Goal
Identify the lines that include the word "object", then copy all of them.

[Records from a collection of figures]
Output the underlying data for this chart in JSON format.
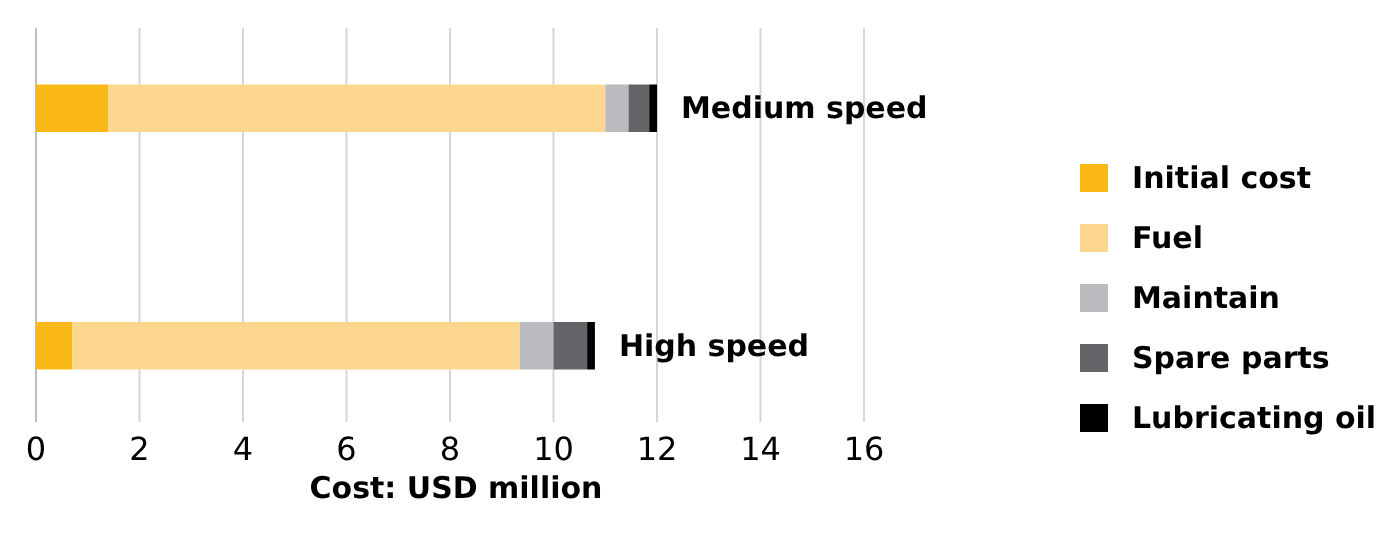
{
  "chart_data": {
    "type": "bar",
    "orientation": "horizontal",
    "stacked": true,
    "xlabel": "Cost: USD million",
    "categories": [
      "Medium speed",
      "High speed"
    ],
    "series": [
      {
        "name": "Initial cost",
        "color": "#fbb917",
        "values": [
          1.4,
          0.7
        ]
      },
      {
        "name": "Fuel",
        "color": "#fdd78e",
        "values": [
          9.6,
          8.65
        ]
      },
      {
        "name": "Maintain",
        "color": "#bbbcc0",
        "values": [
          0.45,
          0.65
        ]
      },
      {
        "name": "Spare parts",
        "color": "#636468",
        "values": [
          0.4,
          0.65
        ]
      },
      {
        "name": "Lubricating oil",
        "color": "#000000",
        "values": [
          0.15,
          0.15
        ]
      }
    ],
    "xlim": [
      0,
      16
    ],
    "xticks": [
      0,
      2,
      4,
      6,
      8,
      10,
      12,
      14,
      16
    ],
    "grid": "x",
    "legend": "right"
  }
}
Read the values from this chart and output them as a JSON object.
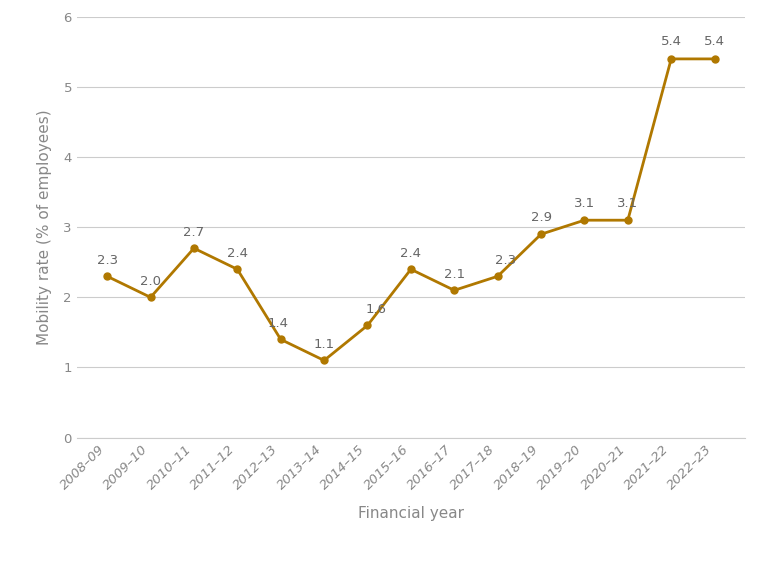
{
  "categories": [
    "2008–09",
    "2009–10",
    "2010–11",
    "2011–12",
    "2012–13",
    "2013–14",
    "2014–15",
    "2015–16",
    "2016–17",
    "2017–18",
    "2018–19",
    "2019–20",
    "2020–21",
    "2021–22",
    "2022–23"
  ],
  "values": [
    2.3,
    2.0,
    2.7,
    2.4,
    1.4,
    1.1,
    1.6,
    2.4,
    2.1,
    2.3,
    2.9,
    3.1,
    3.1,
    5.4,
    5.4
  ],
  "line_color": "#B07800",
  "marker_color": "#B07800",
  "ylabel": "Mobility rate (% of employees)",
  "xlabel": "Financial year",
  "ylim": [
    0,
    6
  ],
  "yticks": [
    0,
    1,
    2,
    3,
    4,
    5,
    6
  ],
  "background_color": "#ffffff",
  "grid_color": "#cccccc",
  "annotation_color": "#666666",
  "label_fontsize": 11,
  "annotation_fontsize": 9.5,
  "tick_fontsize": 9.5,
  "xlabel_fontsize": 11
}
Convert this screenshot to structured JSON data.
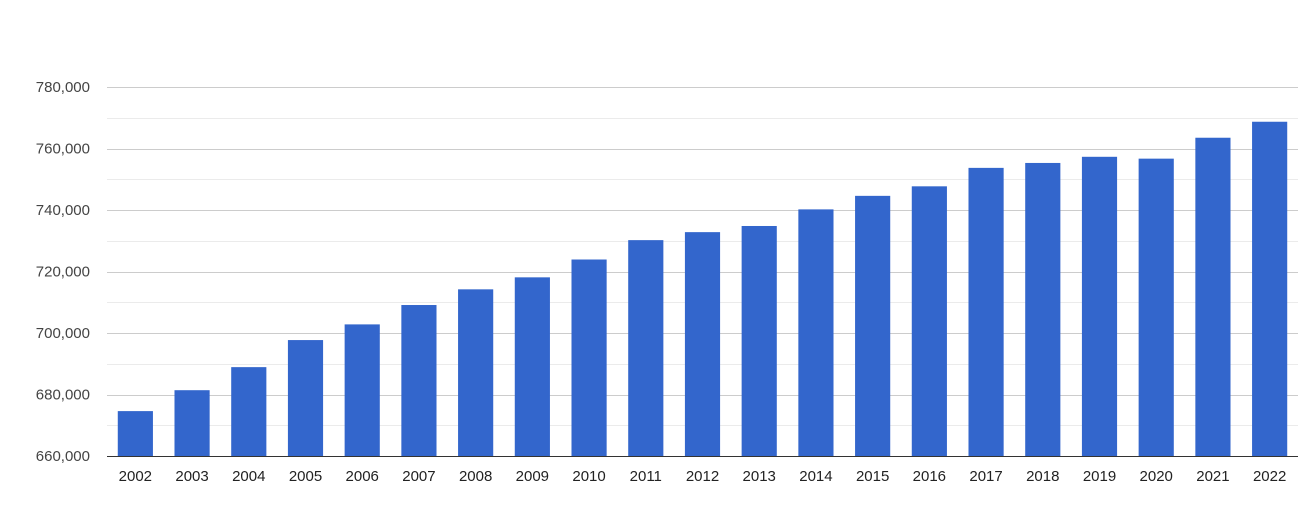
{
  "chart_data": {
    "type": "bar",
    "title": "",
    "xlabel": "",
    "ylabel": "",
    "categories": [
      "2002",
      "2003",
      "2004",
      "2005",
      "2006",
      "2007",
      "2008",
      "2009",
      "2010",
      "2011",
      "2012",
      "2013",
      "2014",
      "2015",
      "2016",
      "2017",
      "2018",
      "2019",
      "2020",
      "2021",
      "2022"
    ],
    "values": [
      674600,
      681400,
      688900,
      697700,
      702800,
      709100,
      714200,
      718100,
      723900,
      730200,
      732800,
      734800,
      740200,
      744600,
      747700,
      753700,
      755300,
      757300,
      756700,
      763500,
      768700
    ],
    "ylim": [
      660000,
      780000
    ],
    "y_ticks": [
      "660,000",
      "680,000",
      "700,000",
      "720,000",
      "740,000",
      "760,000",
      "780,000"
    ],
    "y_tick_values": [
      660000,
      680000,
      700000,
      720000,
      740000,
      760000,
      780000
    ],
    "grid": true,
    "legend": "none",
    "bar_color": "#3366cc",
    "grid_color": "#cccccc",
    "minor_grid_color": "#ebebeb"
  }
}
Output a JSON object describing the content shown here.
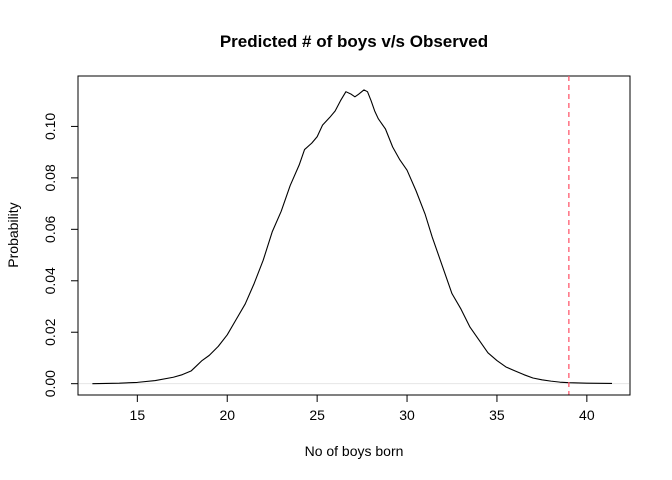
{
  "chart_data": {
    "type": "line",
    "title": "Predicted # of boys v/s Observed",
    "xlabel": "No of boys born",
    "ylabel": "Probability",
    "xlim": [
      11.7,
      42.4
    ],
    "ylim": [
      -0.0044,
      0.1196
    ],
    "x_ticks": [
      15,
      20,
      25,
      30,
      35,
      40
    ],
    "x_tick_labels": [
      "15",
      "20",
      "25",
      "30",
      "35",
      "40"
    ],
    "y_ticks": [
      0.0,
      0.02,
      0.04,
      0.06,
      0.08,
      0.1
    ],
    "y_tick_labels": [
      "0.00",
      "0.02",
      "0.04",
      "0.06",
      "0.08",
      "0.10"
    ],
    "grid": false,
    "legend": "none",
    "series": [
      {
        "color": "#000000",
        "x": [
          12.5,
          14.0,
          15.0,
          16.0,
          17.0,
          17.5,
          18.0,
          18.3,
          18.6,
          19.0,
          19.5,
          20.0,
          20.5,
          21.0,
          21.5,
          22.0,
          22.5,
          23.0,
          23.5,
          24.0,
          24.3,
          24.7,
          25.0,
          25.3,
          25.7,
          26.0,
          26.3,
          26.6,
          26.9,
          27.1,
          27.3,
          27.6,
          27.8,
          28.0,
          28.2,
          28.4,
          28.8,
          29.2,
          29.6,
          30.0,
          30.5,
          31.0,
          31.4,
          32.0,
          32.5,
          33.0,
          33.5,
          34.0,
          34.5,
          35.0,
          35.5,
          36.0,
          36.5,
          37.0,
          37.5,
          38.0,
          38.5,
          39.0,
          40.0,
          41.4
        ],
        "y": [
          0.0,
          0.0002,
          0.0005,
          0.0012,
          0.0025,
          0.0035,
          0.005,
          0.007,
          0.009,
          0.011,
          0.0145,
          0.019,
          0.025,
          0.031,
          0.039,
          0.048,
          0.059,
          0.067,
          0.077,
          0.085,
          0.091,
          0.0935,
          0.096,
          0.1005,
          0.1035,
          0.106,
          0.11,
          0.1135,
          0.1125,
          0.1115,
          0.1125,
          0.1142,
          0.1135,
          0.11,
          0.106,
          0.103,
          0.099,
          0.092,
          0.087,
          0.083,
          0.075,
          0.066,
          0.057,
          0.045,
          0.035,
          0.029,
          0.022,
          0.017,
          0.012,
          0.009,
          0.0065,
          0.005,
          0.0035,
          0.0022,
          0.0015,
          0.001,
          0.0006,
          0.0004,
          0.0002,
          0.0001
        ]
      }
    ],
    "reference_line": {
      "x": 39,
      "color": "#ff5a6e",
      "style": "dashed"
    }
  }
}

Response
Read the values from this chart and output them as a JSON object.
Output a JSON object describing the content shown here.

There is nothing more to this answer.